━━━━━ MATERIAL SHOWN

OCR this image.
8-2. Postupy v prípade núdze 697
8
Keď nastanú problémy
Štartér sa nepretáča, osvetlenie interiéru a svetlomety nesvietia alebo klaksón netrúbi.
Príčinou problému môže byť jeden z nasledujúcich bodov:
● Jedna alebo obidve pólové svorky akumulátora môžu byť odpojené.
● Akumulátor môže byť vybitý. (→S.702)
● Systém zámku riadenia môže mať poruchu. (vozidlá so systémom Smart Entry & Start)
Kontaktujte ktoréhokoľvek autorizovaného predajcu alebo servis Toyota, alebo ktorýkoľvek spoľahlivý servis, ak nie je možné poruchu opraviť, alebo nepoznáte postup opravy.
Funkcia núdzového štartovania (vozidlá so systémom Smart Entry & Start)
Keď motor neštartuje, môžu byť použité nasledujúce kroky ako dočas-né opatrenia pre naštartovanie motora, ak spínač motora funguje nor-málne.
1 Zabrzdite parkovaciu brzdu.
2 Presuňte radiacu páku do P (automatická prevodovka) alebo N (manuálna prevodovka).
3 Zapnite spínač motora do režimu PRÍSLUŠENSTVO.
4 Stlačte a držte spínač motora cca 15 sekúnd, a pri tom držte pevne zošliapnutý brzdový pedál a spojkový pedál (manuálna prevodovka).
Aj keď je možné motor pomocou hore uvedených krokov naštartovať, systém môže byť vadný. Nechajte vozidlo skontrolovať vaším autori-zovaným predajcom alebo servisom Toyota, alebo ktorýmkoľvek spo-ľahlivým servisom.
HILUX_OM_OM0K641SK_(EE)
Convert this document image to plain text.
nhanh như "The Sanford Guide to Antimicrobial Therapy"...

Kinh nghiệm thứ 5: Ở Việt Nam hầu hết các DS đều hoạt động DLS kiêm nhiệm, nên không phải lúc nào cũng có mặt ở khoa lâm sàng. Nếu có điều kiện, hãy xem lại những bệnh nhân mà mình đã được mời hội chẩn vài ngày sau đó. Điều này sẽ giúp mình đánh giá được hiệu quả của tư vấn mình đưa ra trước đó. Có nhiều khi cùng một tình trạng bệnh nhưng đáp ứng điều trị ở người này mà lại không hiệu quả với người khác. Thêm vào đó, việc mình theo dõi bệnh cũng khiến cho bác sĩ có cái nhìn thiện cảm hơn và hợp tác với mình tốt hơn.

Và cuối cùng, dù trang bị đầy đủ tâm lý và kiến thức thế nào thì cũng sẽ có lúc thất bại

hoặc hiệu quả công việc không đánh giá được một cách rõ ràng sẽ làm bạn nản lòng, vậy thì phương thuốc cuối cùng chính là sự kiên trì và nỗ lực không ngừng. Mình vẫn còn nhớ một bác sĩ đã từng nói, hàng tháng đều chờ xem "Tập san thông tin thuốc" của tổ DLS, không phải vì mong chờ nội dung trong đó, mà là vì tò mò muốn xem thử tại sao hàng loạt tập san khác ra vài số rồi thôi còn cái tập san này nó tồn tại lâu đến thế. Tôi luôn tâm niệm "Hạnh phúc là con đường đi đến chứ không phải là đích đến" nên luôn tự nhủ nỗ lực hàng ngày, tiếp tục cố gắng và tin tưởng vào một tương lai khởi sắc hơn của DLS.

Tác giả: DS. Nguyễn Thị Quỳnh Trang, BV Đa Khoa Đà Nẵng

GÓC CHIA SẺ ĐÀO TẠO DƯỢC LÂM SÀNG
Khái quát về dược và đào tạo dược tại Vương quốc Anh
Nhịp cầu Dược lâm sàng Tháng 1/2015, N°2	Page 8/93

━━━━━━━━━━

REQUIRED TASK :: Only lines with the string "Entry" belong in your answer; copy each one.

WORKED SOLUTION ::
● Systém zámku riadenia môže mať poruchu. (vozidlá so systémom Smart Entry & Start)
Funkcia núdzového štartovania (vozidlá so systémom Smart Entry & Start)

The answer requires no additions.